◆ What to produce: Show all lines from the listing below that contain "details".

= = = =

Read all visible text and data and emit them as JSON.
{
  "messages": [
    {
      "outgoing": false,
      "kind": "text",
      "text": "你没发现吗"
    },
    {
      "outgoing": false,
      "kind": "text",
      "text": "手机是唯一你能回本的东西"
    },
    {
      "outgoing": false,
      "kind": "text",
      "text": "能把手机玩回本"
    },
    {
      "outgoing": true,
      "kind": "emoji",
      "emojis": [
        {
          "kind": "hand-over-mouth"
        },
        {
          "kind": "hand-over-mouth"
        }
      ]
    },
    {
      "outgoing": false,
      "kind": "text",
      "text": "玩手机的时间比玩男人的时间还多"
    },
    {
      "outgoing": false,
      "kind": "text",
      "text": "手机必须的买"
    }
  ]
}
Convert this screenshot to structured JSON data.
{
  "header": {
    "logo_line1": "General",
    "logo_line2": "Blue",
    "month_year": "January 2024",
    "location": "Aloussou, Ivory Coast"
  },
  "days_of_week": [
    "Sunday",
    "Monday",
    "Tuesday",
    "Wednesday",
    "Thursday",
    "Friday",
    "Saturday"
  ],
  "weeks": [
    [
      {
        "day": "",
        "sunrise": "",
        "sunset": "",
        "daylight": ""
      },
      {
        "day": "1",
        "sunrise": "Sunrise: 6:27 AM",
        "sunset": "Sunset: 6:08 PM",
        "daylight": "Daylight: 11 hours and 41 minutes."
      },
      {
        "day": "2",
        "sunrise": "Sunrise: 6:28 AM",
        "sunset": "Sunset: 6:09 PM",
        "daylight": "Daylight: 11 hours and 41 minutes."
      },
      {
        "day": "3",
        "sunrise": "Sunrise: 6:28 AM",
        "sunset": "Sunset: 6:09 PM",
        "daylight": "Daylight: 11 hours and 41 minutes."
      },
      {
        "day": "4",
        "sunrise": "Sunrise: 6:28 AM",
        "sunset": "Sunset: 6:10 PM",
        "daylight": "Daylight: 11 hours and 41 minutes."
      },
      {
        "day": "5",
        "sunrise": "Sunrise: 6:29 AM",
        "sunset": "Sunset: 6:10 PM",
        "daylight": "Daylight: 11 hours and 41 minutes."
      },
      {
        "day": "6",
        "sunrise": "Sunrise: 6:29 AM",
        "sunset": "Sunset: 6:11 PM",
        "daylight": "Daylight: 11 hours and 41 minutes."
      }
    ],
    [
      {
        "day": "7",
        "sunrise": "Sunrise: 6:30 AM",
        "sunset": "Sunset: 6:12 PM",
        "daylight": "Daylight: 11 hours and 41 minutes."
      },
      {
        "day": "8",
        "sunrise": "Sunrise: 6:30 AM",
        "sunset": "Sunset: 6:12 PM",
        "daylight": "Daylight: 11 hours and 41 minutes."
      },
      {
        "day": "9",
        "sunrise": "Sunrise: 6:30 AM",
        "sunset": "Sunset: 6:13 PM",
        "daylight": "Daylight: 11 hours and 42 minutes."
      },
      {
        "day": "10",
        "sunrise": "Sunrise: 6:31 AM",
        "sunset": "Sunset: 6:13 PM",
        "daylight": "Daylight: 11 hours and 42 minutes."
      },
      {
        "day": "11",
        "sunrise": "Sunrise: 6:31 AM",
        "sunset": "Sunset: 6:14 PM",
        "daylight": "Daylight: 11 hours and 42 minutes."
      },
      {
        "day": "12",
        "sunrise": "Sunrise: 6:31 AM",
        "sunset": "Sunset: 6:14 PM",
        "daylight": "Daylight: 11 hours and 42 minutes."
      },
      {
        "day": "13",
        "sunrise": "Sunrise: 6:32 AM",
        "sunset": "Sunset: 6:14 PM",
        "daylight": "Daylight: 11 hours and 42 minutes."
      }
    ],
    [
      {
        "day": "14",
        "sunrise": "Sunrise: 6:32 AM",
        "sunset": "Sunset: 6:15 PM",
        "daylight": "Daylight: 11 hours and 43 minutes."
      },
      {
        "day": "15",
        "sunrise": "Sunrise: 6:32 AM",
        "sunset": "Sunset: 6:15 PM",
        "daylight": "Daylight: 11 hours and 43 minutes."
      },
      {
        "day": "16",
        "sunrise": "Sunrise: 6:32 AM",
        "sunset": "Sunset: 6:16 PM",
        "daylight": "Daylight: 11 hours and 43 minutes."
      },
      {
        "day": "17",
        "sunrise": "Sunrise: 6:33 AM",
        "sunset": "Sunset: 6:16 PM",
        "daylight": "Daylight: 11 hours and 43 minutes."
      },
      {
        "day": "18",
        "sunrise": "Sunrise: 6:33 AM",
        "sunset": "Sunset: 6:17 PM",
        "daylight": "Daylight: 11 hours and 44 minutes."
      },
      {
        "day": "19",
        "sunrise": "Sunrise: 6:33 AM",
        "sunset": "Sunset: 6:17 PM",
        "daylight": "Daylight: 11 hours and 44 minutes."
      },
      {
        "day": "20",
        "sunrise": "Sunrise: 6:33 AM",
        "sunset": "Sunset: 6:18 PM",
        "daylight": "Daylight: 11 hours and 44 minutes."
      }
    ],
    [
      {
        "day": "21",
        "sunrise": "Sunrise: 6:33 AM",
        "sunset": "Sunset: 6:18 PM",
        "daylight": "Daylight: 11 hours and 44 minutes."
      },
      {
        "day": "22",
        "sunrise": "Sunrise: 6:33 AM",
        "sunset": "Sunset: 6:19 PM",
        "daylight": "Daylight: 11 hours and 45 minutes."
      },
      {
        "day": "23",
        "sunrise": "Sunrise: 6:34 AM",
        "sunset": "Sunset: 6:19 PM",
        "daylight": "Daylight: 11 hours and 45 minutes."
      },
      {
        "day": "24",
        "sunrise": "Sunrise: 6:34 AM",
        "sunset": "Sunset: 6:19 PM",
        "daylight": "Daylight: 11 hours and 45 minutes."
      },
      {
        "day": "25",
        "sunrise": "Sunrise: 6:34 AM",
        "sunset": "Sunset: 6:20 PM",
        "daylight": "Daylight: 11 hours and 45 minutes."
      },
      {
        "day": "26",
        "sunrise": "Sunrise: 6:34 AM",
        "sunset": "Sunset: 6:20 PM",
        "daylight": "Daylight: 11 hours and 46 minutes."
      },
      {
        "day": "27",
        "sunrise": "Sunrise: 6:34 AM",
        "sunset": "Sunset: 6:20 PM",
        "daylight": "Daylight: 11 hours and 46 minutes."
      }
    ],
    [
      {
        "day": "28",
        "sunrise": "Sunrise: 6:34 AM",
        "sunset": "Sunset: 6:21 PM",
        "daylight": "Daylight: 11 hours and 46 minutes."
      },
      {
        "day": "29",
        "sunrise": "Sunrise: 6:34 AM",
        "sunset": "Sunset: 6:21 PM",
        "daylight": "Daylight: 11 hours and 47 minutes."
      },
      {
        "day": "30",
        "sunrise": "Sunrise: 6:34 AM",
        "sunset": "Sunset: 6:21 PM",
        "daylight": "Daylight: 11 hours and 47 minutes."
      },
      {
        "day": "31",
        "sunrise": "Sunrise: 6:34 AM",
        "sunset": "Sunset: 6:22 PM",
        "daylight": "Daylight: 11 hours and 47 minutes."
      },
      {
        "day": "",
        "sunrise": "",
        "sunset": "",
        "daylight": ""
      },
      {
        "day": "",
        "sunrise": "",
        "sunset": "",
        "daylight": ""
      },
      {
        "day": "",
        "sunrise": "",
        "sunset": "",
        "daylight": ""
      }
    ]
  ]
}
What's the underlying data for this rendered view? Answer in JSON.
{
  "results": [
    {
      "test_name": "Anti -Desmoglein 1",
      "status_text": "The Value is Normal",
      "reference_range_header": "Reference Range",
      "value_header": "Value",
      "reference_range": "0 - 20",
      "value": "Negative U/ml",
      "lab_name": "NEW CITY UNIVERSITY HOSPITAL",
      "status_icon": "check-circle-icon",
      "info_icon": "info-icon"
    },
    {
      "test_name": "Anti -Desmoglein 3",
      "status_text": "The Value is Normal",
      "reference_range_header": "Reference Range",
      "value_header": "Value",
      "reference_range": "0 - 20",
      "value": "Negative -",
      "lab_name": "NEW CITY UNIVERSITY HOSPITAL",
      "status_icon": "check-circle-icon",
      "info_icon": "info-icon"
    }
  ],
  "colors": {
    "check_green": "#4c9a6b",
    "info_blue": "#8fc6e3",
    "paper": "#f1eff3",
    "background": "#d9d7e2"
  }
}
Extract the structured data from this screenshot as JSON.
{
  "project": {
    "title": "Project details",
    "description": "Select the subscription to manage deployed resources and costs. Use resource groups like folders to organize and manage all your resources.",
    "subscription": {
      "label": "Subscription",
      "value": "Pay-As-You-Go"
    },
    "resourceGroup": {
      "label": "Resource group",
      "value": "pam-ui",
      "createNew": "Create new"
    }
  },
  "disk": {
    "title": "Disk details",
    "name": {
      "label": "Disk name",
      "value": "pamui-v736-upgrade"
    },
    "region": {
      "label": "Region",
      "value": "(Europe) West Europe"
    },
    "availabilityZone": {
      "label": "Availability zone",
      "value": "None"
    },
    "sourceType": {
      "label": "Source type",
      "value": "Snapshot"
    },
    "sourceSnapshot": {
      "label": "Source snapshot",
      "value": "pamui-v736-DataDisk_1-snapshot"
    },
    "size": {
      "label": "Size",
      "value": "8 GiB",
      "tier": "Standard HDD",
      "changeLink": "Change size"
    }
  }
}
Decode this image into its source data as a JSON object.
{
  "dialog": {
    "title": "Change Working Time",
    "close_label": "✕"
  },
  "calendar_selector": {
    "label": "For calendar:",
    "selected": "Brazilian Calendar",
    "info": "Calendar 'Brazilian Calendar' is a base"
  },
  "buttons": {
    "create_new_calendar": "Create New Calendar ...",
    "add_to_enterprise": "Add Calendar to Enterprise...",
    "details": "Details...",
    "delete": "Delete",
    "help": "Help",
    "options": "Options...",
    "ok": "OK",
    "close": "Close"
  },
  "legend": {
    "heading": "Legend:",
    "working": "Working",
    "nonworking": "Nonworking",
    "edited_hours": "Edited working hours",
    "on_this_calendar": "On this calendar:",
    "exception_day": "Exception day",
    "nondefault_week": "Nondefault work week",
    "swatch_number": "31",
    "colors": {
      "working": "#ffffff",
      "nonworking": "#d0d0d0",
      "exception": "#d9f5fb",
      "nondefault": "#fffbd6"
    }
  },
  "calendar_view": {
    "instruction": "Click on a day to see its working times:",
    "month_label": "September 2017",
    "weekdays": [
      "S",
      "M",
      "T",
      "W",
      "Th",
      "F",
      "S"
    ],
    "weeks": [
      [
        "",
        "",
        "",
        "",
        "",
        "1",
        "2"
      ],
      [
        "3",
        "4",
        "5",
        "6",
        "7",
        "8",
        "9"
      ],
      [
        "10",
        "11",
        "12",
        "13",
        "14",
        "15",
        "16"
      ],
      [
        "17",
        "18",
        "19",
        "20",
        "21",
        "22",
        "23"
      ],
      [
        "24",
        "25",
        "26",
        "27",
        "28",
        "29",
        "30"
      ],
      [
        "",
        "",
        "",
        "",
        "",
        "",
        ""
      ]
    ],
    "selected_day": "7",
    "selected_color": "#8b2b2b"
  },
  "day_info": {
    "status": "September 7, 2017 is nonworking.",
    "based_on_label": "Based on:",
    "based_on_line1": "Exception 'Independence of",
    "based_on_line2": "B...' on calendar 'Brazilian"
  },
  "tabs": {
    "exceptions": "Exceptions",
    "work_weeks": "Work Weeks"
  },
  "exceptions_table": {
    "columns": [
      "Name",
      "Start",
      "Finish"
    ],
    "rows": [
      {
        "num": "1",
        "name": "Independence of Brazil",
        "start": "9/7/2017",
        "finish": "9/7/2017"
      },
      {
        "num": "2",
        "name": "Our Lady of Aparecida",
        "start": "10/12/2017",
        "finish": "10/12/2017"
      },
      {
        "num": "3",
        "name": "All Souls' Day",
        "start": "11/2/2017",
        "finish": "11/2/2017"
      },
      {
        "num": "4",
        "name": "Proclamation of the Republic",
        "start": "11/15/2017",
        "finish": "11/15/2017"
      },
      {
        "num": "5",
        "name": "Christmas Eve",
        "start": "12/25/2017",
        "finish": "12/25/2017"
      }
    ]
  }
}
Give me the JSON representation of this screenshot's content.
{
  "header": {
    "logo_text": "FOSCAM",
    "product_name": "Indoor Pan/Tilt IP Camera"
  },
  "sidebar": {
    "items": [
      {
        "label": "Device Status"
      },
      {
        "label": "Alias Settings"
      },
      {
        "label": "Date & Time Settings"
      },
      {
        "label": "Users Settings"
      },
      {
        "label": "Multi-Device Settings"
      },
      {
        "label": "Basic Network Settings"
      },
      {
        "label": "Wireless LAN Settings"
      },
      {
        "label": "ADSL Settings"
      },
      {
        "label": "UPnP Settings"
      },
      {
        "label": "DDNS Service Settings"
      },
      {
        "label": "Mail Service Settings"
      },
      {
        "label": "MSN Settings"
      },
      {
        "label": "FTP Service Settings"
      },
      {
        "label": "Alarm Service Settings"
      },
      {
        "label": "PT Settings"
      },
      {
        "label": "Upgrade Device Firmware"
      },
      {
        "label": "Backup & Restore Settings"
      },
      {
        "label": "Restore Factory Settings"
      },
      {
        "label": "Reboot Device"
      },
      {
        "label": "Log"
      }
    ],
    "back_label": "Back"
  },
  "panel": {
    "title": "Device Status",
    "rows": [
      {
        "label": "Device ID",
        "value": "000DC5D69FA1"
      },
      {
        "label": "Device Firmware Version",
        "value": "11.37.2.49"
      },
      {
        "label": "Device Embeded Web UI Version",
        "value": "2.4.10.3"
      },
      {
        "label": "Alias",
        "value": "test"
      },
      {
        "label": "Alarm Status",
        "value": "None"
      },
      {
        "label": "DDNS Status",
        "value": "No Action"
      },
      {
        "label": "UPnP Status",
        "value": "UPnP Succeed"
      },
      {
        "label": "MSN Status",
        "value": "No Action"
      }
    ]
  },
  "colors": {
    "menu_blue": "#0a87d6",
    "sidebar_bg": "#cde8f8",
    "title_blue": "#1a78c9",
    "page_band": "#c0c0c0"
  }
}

= = = =

◆ Completed task:
    "title": "Project details",
    "title": "Disk details",
    "details": "Details...",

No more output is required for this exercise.